Given request:
Each line of the data that includes the string "title" is to be copied out.

Stored data
● ● ●

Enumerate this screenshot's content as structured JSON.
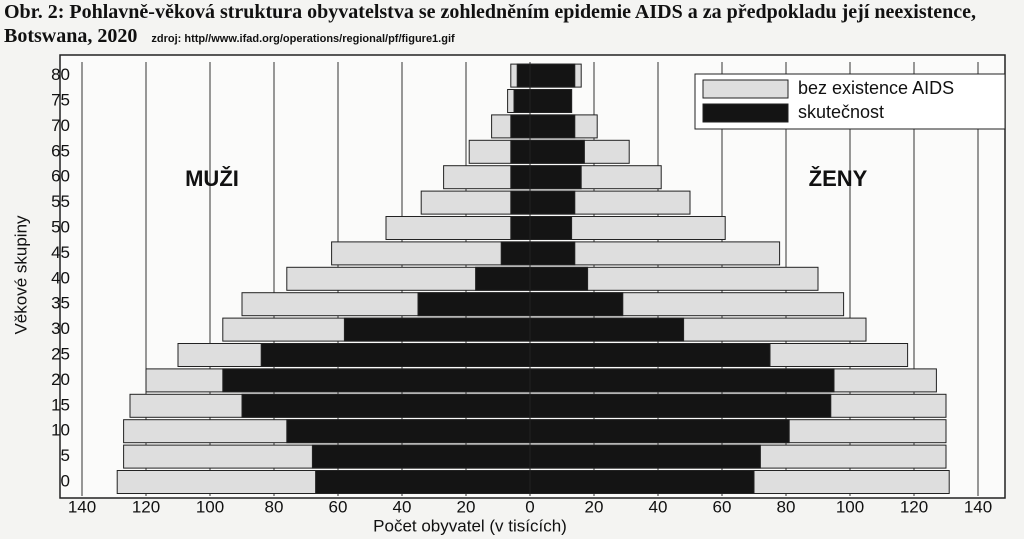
{
  "chart_data": {
    "type": "pyramid",
    "title": "Obr. 2: Pohlavně-věková struktura obyvatelstva  se zohledněním epidemie AIDS a za předpokladu její neexistence, Botswana, 2020",
    "source": "zdroj: http//www.ifad.org/operations/regional/pf/figure1.gif",
    "xlabel": "Počet obyvatel (v tisících)",
    "ylabel": "Věkové skupiny",
    "annotations": [
      "MUŽI",
      "ŽENY"
    ],
    "categories": [
      "0",
      "5",
      "10",
      "15",
      "20",
      "25",
      "30",
      "35",
      "40",
      "45",
      "50",
      "55",
      "60",
      "65",
      "70",
      "75",
      "80"
    ],
    "series": [
      {
        "name": "bez existence AIDS",
        "color": "#dedede",
        "male": [
          -129,
          -127,
          -127,
          -125,
          -120,
          -110,
          -96,
          -90,
          -76,
          -62,
          -45,
          -34,
          -27,
          -19,
          -12,
          -7,
          -6
        ],
        "female": [
          131,
          130,
          130,
          130,
          127,
          118,
          105,
          98,
          90,
          78,
          61,
          50,
          41,
          31,
          21,
          13,
          16
        ]
      },
      {
        "name": "skutečnost",
        "color": "#141414",
        "male": [
          -67,
          -68,
          -76,
          -90,
          -96,
          -84,
          -58,
          -35,
          -17,
          -9,
          -6,
          -6,
          -6,
          -6,
          -6,
          -5,
          -4
        ],
        "female": [
          70,
          72,
          81,
          94,
          95,
          75,
          48,
          29,
          18,
          14,
          13,
          14,
          16,
          17,
          14,
          13,
          14
        ]
      }
    ],
    "xlim": [
      -140,
      140
    ],
    "xticks": [
      {
        "value": -140,
        "label": "140"
      },
      {
        "value": -120,
        "label": "120"
      },
      {
        "value": -100,
        "label": "100"
      },
      {
        "value": -80,
        "label": "80"
      },
      {
        "value": -60,
        "label": "60"
      },
      {
        "value": -40,
        "label": "40"
      },
      {
        "value": -20,
        "label": "20"
      },
      0,
      20,
      40,
      60,
      80,
      100,
      120,
      140
    ],
    "grid": true
  }
}
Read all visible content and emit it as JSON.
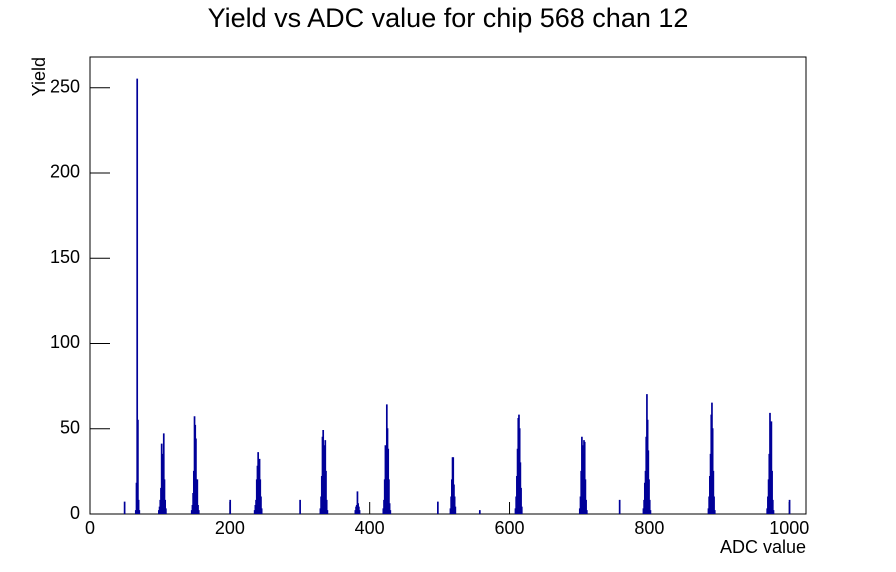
{
  "chart_data": {
    "type": "histogram",
    "title": "Yield vs ADC value for chip 568 chan 12",
    "x_label": "ADC value",
    "y_label": "Yield",
    "color": "#000099",
    "bin_width": 1,
    "xlim": [
      0,
      1024
    ],
    "ylim": [
      0,
      268
    ],
    "xticks": [
      0,
      200,
      400,
      600,
      800,
      1000
    ],
    "yticks": [
      0,
      50,
      100,
      150,
      200,
      250
    ],
    "x": [
      49,
      65,
      66,
      67,
      68,
      69,
      70,
      98,
      99,
      100,
      101,
      102,
      103,
      104,
      105,
      106,
      107,
      108,
      145,
      146,
      147,
      148,
      149,
      150,
      151,
      152,
      153,
      154,
      155,
      200,
      235,
      236,
      237,
      238,
      239,
      240,
      241,
      242,
      243,
      244,
      245,
      300,
      329,
      330,
      331,
      332,
      333,
      334,
      335,
      336,
      337,
      338,
      339,
      379,
      380,
      381,
      382,
      383,
      384,
      385,
      419,
      420,
      421,
      422,
      423,
      424,
      425,
      426,
      427,
      428,
      429,
      497,
      515,
      516,
      517,
      518,
      519,
      520,
      521,
      522,
      557,
      608,
      609,
      610,
      611,
      612,
      613,
      614,
      615,
      616,
      617,
      700,
      701,
      702,
      703,
      704,
      705,
      706,
      707,
      708,
      709,
      710,
      757,
      791,
      792,
      793,
      794,
      795,
      796,
      797,
      798,
      799,
      800,
      801,
      884,
      885,
      886,
      887,
      888,
      889,
      890,
      891,
      892,
      893,
      968,
      969,
      970,
      971,
      972,
      973,
      974,
      975,
      976,
      977,
      1000
    ],
    "values": [
      7,
      2,
      18,
      255,
      55,
      8,
      2,
      2,
      4,
      8,
      15,
      41,
      30,
      35,
      47,
      20,
      8,
      3,
      2,
      5,
      12,
      25,
      57,
      52,
      44,
      20,
      20,
      5,
      2,
      8,
      2,
      5,
      8,
      20,
      28,
      36,
      30,
      32,
      20,
      10,
      3,
      8,
      3,
      10,
      22,
      45,
      49,
      40,
      35,
      43,
      25,
      8,
      2,
      2,
      4,
      5,
      13,
      6,
      4,
      2,
      3,
      8,
      20,
      40,
      35,
      64,
      50,
      38,
      20,
      6,
      2,
      7,
      3,
      10,
      20,
      33,
      33,
      17,
      10,
      4,
      2,
      3,
      10,
      22,
      38,
      56,
      58,
      50,
      30,
      15,
      4,
      3,
      10,
      25,
      45,
      40,
      35,
      43,
      42,
      20,
      8,
      2,
      8,
      3,
      8,
      18,
      25,
      45,
      70,
      55,
      37,
      20,
      8,
      2,
      3,
      10,
      22,
      35,
      58,
      65,
      50,
      25,
      10,
      2,
      3,
      10,
      20,
      35,
      59,
      50,
      54,
      25,
      8,
      2,
      8
    ]
  }
}
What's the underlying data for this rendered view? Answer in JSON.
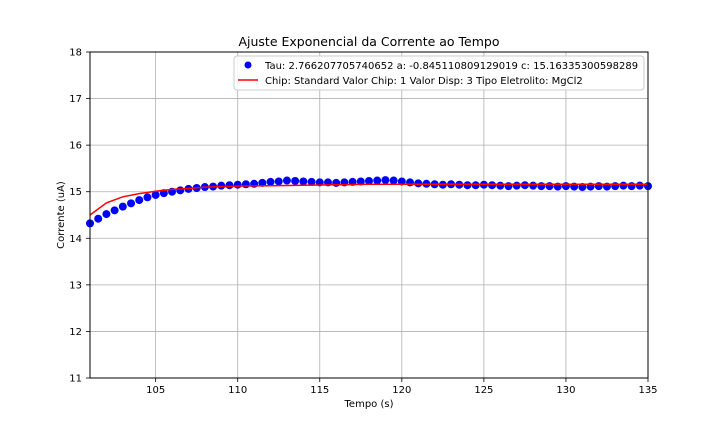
{
  "chart_data": {
    "type": "scatter",
    "title": "Ajuste Exponencial da Corrente ao Tempo",
    "xlabel": "Tempo (s)",
    "ylabel": "Corrente (uA)",
    "xlim": [
      101,
      135
    ],
    "ylim": [
      11,
      18
    ],
    "x_ticks": [
      105,
      110,
      115,
      120,
      125,
      130,
      135
    ],
    "y_ticks": [
      11,
      12,
      13,
      14,
      15,
      16,
      17,
      18
    ],
    "grid": true,
    "legend_position": "top-right",
    "series": [
      {
        "name": "Tau: 2.766207705740652 a: -0.845110809129019 c: 15.16335300598289",
        "kind": "scatter",
        "color": "#0000ff",
        "x": [
          101,
          101.5,
          102,
          102.5,
          103,
          103.5,
          104,
          104.5,
          105,
          105.5,
          106,
          106.5,
          107,
          107.5,
          108,
          108.5,
          109,
          109.5,
          110,
          110.5,
          111,
          111.5,
          112,
          112.5,
          113,
          113.5,
          114,
          114.5,
          115,
          115.5,
          116,
          116.5,
          117,
          117.5,
          118,
          118.5,
          119,
          119.5,
          120,
          120.5,
          121,
          121.5,
          122,
          122.5,
          123,
          123.5,
          124,
          124.5,
          125,
          125.5,
          126,
          126.5,
          127,
          127.5,
          128,
          128.5,
          129,
          129.5,
          130,
          130.5,
          131,
          131.5,
          132,
          132.5,
          133,
          133.5,
          134,
          134.5,
          135
        ],
        "y": [
          14.32,
          14.42,
          14.52,
          14.6,
          14.68,
          14.75,
          14.82,
          14.88,
          14.93,
          14.97,
          15.0,
          15.03,
          15.06,
          15.08,
          15.1,
          15.11,
          15.13,
          15.14,
          15.15,
          15.16,
          15.17,
          15.19,
          15.21,
          15.22,
          15.24,
          15.23,
          15.22,
          15.21,
          15.2,
          15.2,
          15.19,
          15.2,
          15.21,
          15.22,
          15.23,
          15.24,
          15.25,
          15.24,
          15.22,
          15.2,
          15.18,
          15.17,
          15.16,
          15.15,
          15.16,
          15.15,
          15.14,
          15.14,
          15.15,
          15.14,
          15.13,
          15.12,
          15.13,
          15.14,
          15.13,
          15.12,
          15.12,
          15.11,
          15.12,
          15.11,
          15.1,
          15.11,
          15.12,
          15.11,
          15.12,
          15.13,
          15.12,
          15.13,
          15.12
        ]
      },
      {
        "name": "Chip: Standard Valor Chip: 1 Valor Disp: 3 Tipo Eletrolito: MgCl2",
        "kind": "line",
        "color": "#ff0000",
        "x": [
          101,
          102,
          103,
          104,
          105,
          106,
          107,
          108,
          109,
          110,
          112,
          114,
          116,
          118,
          120,
          122,
          124,
          126,
          128,
          130,
          132,
          134,
          135
        ],
        "y": [
          14.5,
          14.76,
          14.89,
          14.96,
          15.01,
          15.05,
          15.07,
          15.1,
          15.11,
          15.12,
          15.13,
          15.14,
          15.15,
          15.16,
          15.16,
          15.16,
          15.16,
          15.16,
          15.16,
          15.16,
          15.16,
          15.16,
          15.16
        ]
      }
    ]
  }
}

● ● ●

Finished answer:
    "title": "Obr. 2: Pohlavně-věková struktura obyvatelstva  se zohledněním epidemie AIDS a za předpokladu její neexistence, Botswana, 2020",
    "title": "Yield vs ADC value for chip 568 chan 12",
    "title": "Ajuste Exponencial da Corrente ao Tempo",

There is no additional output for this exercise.